**TASK INPUT**
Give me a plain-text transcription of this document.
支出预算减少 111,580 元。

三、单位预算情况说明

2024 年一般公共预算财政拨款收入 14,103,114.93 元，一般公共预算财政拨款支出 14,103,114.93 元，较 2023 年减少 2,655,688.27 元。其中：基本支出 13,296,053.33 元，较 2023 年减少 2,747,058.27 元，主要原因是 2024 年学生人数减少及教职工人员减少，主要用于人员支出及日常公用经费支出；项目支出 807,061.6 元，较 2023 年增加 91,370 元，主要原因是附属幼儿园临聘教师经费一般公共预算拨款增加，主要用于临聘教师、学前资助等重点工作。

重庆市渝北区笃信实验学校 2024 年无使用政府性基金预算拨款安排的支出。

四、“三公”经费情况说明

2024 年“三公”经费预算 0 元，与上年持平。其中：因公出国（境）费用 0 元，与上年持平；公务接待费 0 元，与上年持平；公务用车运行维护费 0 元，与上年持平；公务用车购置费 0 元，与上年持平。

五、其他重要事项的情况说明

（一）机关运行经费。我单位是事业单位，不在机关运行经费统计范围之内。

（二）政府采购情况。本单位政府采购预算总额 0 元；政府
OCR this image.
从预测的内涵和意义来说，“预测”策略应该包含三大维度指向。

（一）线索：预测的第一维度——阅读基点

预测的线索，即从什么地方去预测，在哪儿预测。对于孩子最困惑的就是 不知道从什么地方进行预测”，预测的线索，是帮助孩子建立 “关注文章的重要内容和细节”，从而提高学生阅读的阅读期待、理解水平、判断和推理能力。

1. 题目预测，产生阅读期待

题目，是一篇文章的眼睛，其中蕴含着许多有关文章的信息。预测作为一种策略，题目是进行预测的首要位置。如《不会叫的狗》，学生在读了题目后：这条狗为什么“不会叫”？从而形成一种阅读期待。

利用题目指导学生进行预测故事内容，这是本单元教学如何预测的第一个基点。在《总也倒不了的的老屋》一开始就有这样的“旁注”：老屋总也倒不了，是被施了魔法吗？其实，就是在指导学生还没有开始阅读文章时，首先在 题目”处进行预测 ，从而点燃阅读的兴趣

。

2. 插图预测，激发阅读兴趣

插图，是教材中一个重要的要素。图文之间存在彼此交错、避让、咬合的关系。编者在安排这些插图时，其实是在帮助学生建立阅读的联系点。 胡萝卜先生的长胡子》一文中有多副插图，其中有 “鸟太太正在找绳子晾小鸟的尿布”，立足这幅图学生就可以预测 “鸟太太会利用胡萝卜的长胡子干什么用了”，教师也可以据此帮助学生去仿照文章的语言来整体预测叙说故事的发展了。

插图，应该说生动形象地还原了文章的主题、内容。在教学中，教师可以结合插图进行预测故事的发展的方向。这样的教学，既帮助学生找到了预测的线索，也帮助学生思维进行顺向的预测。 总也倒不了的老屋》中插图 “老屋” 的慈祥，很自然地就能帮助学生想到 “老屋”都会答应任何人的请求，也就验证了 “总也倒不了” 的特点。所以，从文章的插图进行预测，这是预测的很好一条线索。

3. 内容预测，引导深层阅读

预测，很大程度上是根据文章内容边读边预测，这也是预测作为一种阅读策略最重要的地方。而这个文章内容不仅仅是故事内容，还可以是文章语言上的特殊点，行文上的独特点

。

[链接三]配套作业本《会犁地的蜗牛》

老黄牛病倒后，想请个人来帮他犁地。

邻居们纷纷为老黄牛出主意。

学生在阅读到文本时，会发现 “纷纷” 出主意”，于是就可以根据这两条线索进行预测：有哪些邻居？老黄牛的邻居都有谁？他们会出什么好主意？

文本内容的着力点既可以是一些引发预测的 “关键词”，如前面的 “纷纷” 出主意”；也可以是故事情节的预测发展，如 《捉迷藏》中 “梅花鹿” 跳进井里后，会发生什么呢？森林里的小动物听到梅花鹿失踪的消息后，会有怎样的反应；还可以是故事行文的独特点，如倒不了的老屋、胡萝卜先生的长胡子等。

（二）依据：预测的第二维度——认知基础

**YOUR INSTRUCTIONS**
Set down each entry again, unchanged.

**FULL RESPONSE**
Give me a plain-text transcription of this document.
支出预算减少 111,580 元。

三、单位预算情况说明

2024 年一般公共预算财政拨款收入 14,103,114.93 元，一般公共预算财政拨款支出 14,103,114.93 元，较 2023 年减少 2,655,688.27 元。其中：基本支出 13,296,053.33 元，较 2023 年减少 2,747,058.27 元，主要原因是 2024 年学生人数减少及教职工人员减少，主要用于人员支出及日常公用经费支出；项目支出 807,061.6 元，较 2023 年增加 91,370 元，主要原因是附属幼儿园临聘教师经费一般公共预算拨款增加，主要用于临聘教师、学前资助等重点工作。

重庆市渝北区笃信实验学校 2024 年无使用政府性基金预算拨款安排的支出。

四、“三公”经费情况说明

2024 年“三公”经费预算 0 元，与上年持平。其中：因公出国（境）费用 0 元，与上年持平；公务接待费 0 元，与上年持平；公务用车运行维护费 0 元，与上年持平；公务用车购置费 0 元，与上年持平。

五、其他重要事项的情况说明

（一）机关运行经费。我单位是事业单位，不在机关运行经费统计范围之内。

（二）政府采购情况。本单位政府采购预算总额 0 元；政府
OCR this image.
从预测的内涵和意义来说，“预测”策略应该包含三大维度指向。

（一）线索：预测的第一维度——阅读基点

预测的线索，即从什么地方去预测，在哪儿预测。对于孩子最困惑的就是 不知道从什么地方进行预测”，预测的线索，是帮助孩子建立 “关注文章的重要内容和细节”，从而提高学生阅读的阅读期待、理解水平、判断和推理能力。

1. 题目预测，产生阅读期待

题目，是一篇文章的眼睛，其中蕴含着许多有关文章的信息。预测作为一种策略，题目是进行预测的首要位置。如《不会叫的狗》，学生在读了题目后：这条狗为什么“不会叫”？从而形成一种阅读期待。

利用题目指导学生进行预测故事内容，这是本单元教学如何预测的第一个基点。在《总也倒不了的的老屋》一开始就有这样的“旁注”：老屋总也倒不了，是被施了魔法吗？其实，就是在指导学生还没有开始阅读文章时，首先在 题目”处进行预测 ，从而点燃阅读的兴趣

。

2. 插图预测，激发阅读兴趣

插图，是教材中一个重要的要素。图文之间存在彼此交错、避让、咬合的关系。编者在安排这些插图时，其实是在帮助学生建立阅读的联系点。 胡萝卜先生的长胡子》一文中有多副插图，其中有 “鸟太太正在找绳子晾小鸟的尿布”，立足这幅图学生就可以预测 “鸟太太会利用胡萝卜的长胡子干什么用了”，教师也可以据此帮助学生去仿照文章的语言来整体预测叙说故事的发展了。

插图，应该说生动形象地还原了文章的主题、内容。在教学中，教师可以结合插图进行预测故事的发展的方向。这样的教学，既帮助学生找到了预测的线索，也帮助学生思维进行顺向的预测。 总也倒不了的老屋》中插图 “老屋” 的慈祥，很自然地就能帮助学生想到 “老屋”都会答应任何人的请求，也就验证了 “总也倒不了” 的特点。所以，从文章的插图进行预测，这是预测的很好一条线索。

3. 内容预测，引导深层阅读

预测，很大程度上是根据文章内容边读边预测，这也是预测作为一种阅读策略最重要的地方。而这个文章内容不仅仅是故事内容，还可以是文章语言上的特殊点，行文上的独特点

。

[链接三]配套作业本《会犁地的蜗牛》

老黄牛病倒后，想请个人来帮他犁地。

邻居们纷纷为老黄牛出主意。

学生在阅读到文本时，会发现 “纷纷” 出主意”，于是就可以根据这两条线索进行预测：有哪些邻居？老黄牛的邻居都有谁？他们会出什么好主意？

文本内容的着力点既可以是一些引发预测的 “关键词”，如前面的 “纷纷” 出主意”；也可以是故事情节的预测发展，如 《捉迷藏》中 “梅花鹿” 跳进井里后，会发生什么呢？森林里的小动物听到梅花鹿失踪的消息后，会有怎样的反应；还可以是故事行文的独特点，如倒不了的老屋、胡萝卜先生的长胡子等。

（二）依据：预测的第二维度——认知基础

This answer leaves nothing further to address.